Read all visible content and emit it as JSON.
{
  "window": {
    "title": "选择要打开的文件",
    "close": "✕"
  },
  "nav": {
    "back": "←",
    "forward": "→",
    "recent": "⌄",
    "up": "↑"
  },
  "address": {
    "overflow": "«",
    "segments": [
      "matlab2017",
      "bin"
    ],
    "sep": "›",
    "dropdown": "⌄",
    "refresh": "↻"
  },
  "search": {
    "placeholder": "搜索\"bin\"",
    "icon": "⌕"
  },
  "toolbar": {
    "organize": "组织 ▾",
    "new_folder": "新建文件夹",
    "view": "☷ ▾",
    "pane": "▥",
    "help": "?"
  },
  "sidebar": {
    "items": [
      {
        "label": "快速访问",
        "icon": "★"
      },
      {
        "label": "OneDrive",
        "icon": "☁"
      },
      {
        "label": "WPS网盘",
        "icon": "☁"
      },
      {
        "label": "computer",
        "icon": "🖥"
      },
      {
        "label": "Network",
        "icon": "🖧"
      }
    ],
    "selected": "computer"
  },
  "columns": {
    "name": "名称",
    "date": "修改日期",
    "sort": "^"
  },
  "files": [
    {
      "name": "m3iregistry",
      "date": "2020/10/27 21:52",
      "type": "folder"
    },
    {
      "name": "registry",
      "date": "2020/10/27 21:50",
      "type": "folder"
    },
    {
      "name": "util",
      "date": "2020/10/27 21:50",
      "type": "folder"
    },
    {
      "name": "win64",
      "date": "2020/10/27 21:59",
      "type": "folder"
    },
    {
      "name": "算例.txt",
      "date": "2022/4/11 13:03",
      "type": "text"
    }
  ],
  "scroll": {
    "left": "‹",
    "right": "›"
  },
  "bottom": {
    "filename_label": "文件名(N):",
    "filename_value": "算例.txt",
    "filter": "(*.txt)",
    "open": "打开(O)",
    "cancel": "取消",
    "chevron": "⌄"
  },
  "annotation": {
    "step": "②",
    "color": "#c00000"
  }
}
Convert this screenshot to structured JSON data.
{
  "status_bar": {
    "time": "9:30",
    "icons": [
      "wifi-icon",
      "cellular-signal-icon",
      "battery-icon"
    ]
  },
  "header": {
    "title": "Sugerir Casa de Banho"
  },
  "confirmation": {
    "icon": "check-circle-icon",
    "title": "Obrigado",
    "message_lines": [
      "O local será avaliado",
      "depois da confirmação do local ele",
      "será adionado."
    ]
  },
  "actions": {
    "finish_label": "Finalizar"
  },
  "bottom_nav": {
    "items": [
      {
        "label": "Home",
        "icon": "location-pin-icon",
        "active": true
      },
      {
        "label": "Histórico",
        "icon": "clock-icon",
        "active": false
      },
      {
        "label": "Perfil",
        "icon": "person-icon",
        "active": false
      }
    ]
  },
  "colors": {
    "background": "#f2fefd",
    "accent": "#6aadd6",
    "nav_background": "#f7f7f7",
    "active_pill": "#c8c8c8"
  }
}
=======
Work instructions:
Retype the material above, line by line, exactly.

Solved problem:
Read all visible content and emit it as JSON.
{
  "window": {
    "title": "选择要打开的文件",
    "close": "✕"
  },
  "nav": {
    "back": "←",
    "forward": "→",
    "recent": "⌄",
    "up": "↑"
  },
  "address": {
    "overflow": "«",
    "segments": [
      "matlab2017",
      "bin"
    ],
    "sep": "›",
    "dropdown": "⌄",
    "refresh": "↻"
  },
  "search": {
    "placeholder": "搜索\"bin\"",
    "icon": "⌕"
  },
  "toolbar": {
    "organize": "组织 ▾",
    "new_folder": "新建文件夹",
    "view": "☷ ▾",
    "pane": "▥",
    "help": "?"
  },
  "sidebar": {
    "items": [
      {
        "label": "快速访问",
        "icon": "★"
      },
      {
        "label": "OneDrive",
        "icon": "☁"
      },
      {
        "label": "WPS网盘",
        "icon": "☁"
      },
      {
        "label": "computer",
        "icon": "🖥"
      },
      {
        "label": "Network",
        "icon": "🖧"
      }
    ],
    "selected": "computer"
  },
  "columns": {
    "name": "名称",
    "date": "修改日期",
    "sort": "^"
  },
  "files": [
    {
      "name": "m3iregistry",
      "date": "2020/10/27 21:52",
      "type": "folder"
    },
    {
      "name": "registry",
      "date": "2020/10/27 21:50",
      "type": "folder"
    },
    {
      "name": "util",
      "date": "2020/10/27 21:50",
      "type": "folder"
    },
    {
      "name": "win64",
      "date": "2020/10/27 21:59",
      "type": "folder"
    },
    {
      "name": "算例.txt",
      "date": "2022/4/11 13:03",
      "type": "text"
    }
  ],
  "scroll": {
    "left": "‹",
    "right": "›"
  },
  "bottom": {
    "filename_label": "文件名(N):",
    "filename_value": "算例.txt",
    "filter": "(*.txt)",
    "open": "打开(O)",
    "cancel": "取消",
    "chevron": "⌄"
  },
  "annotation": {
    "step": "②",
    "color": "#c00000"
  }
}
Convert this screenshot to structured JSON data.
{
  "status_bar": {
    "time": "9:30",
    "icons": [
      "wifi-icon",
      "cellular-signal-icon",
      "battery-icon"
    ]
  },
  "header": {
    "title": "Sugerir Casa de Banho"
  },
  "confirmation": {
    "icon": "check-circle-icon",
    "title": "Obrigado",
    "message_lines": [
      "O local será avaliado",
      "depois da confirmação do local ele",
      "será adionado."
    ]
  },
  "actions": {
    "finish_label": "Finalizar"
  },
  "bottom_nav": {
    "items": [
      {
        "label": "Home",
        "icon": "location-pin-icon",
        "active": true
      },
      {
        "label": "Histórico",
        "icon": "clock-icon",
        "active": false
      },
      {
        "label": "Perfil",
        "icon": "person-icon",
        "active": false
      }
    ]
  },
  "colors": {
    "background": "#f2fefd",
    "accent": "#6aadd6",
    "nav_background": "#f7f7f7",
    "active_pill": "#c8c8c8"
  }
}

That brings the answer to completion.